-- START OF Records for this task --

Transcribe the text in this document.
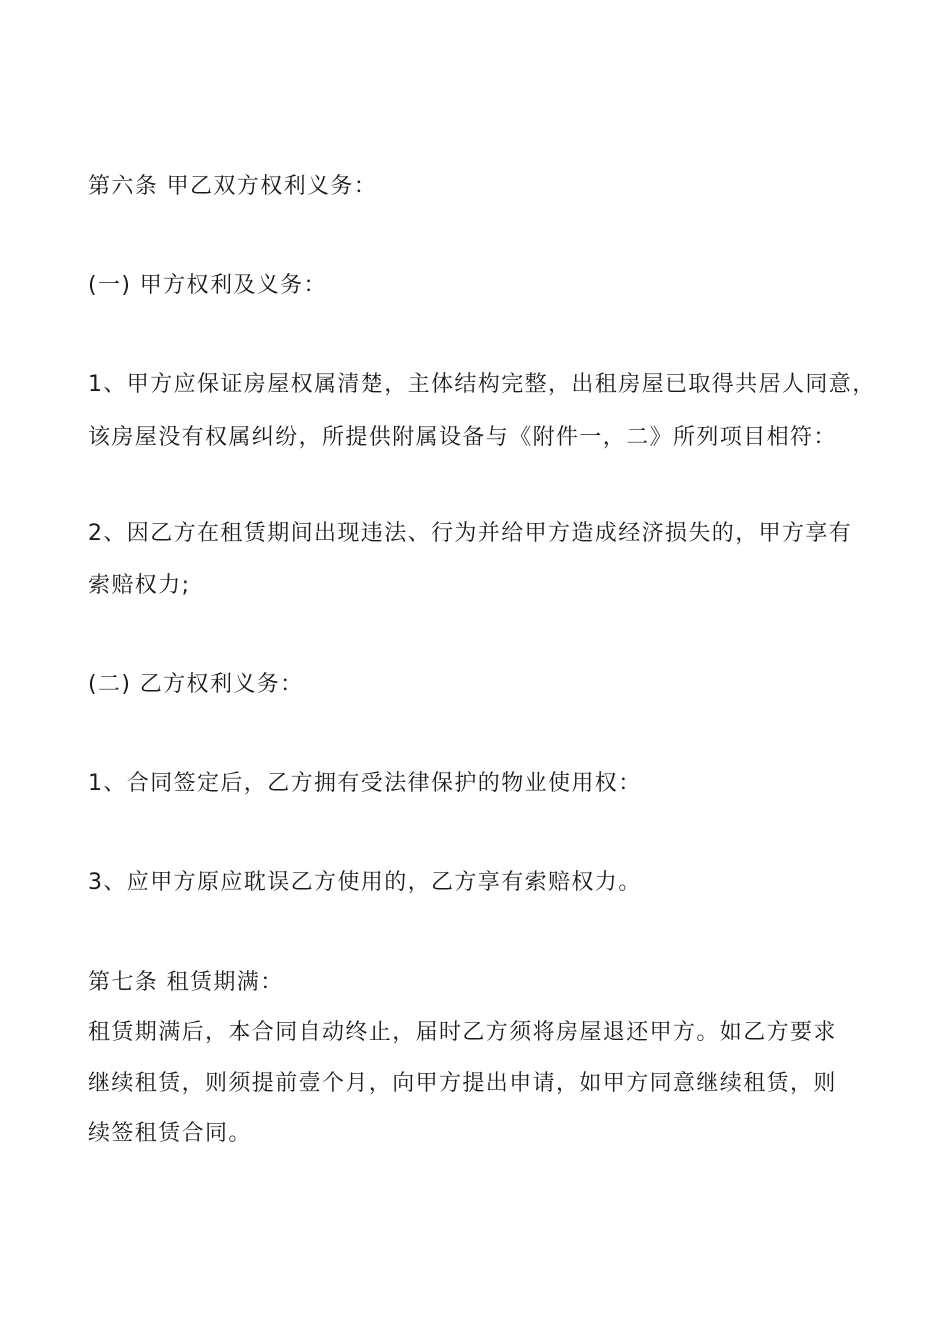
第六条 甲乙双方权利义务：
(一) 甲方权利及义务：
1、甲方应保证房屋权属清楚，主体结构完整，出租房屋已取得共居人同意，
该房屋没有权属纠纷，所提供附属设备与《附件一，二》所列项目相符：
2、因乙方在租赁期间出现违法、行为并给甲方造成经济损失的，甲方享有
索赔权力;
(二) 乙方权利义务：
1、合同签定后，乙方拥有受法律保护的物业使用权：
3、应甲方原应耽误乙方使用的，乙方享有索赔权力。
第七条 租赁期满：
租赁期满后，本合同自动终止，届时乙方须将房屋退还甲方。如乙方要求
继续租赁，则须提前壹个月，向甲方提出申请，如甲方同意继续租赁，则
续签租赁合同。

-- END OF Records for this task --

■ Work to be completed
Can the entries above be repeated exactly, without their pictures?

■ Expected answer
Transcribe the text in this document.
第六条 甲乙双方权利义务：
(一) 甲方权利及义务：
1、甲方应保证房屋权属清楚，主体结构完整，出租房屋已取得共居人同意，
该房屋没有权属纠纷，所提供附属设备与《附件一，二》所列项目相符：
2、因乙方在租赁期间出现违法、行为并给甲方造成经济损失的，甲方享有
索赔权力;
(二) 乙方权利义务：
1、合同签定后，乙方拥有受法律保护的物业使用权：
3、应甲方原应耽误乙方使用的，乙方享有索赔权力。
第七条 租赁期满：
租赁期满后，本合同自动终止，届时乙方须将房屋退还甲方。如乙方要求
继续租赁，则须提前壹个月，向甲方提出申请，如甲方同意继续租赁，则
续签租赁合同。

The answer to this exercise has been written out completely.